▶ _WHAT YOU NEED TO DO_
Type out the data exactly as given. Skip any image.

▶ _ENTRIES PROVIDED_

----

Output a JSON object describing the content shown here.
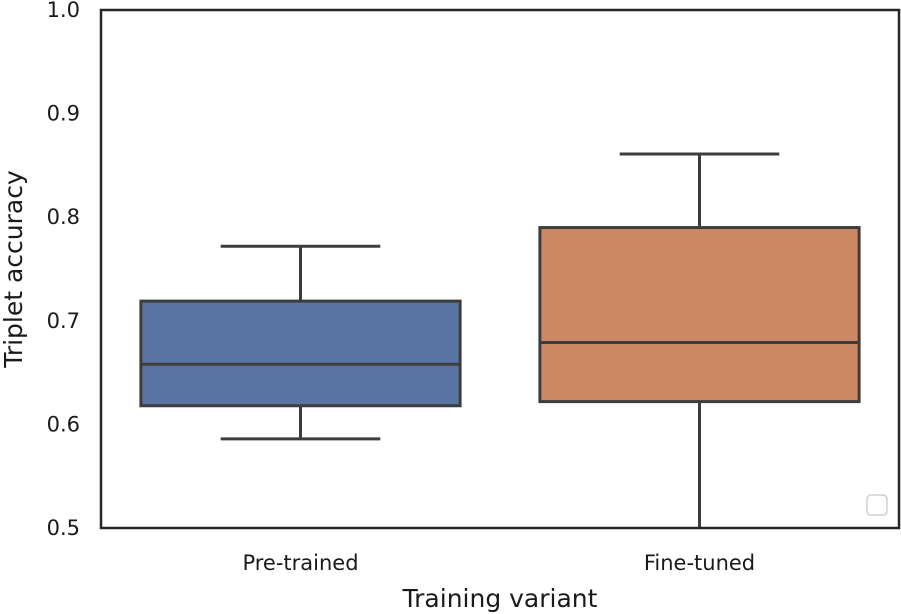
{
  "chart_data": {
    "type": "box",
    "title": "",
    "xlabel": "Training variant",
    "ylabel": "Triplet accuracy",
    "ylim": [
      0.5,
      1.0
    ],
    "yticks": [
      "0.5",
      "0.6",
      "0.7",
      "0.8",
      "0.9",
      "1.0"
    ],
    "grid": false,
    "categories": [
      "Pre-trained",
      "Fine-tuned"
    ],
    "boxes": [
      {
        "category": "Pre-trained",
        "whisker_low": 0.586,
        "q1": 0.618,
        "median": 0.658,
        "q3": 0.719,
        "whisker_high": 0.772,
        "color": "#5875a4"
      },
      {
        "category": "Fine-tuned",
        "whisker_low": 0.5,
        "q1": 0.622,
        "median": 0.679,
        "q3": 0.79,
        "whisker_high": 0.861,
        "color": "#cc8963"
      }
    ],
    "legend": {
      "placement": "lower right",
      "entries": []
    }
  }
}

----

▶ _TASK OUTPUT_
Output a JSON object describing the content shown here.
{
  "chart_data": {
    "type": "box",
    "title": "",
    "xlabel": "Training variant",
    "ylabel": "Triplet accuracy",
    "ylim": [
      0.5,
      1.0
    ],
    "yticks": [
      "0.5",
      "0.6",
      "0.7",
      "0.8",
      "0.9",
      "1.0"
    ],
    "grid": false,
    "categories": [
      "Pre-trained",
      "Fine-tuned"
    ],
    "boxes": [
      {
        "category": "Pre-trained",
        "whisker_low": 0.586,
        "q1": 0.618,
        "median": 0.658,
        "q3": 0.719,
        "whisker_high": 0.772,
        "color": "#5875a4"
      },
      {
        "category": "Fine-tuned",
        "whisker_low": 0.5,
        "q1": 0.622,
        "median": 0.679,
        "q3": 0.79,
        "whisker_high": 0.861,
        "color": "#cc8963"
      }
    ],
    "legend": {
      "placement": "lower right",
      "entries": []
    }
  }
}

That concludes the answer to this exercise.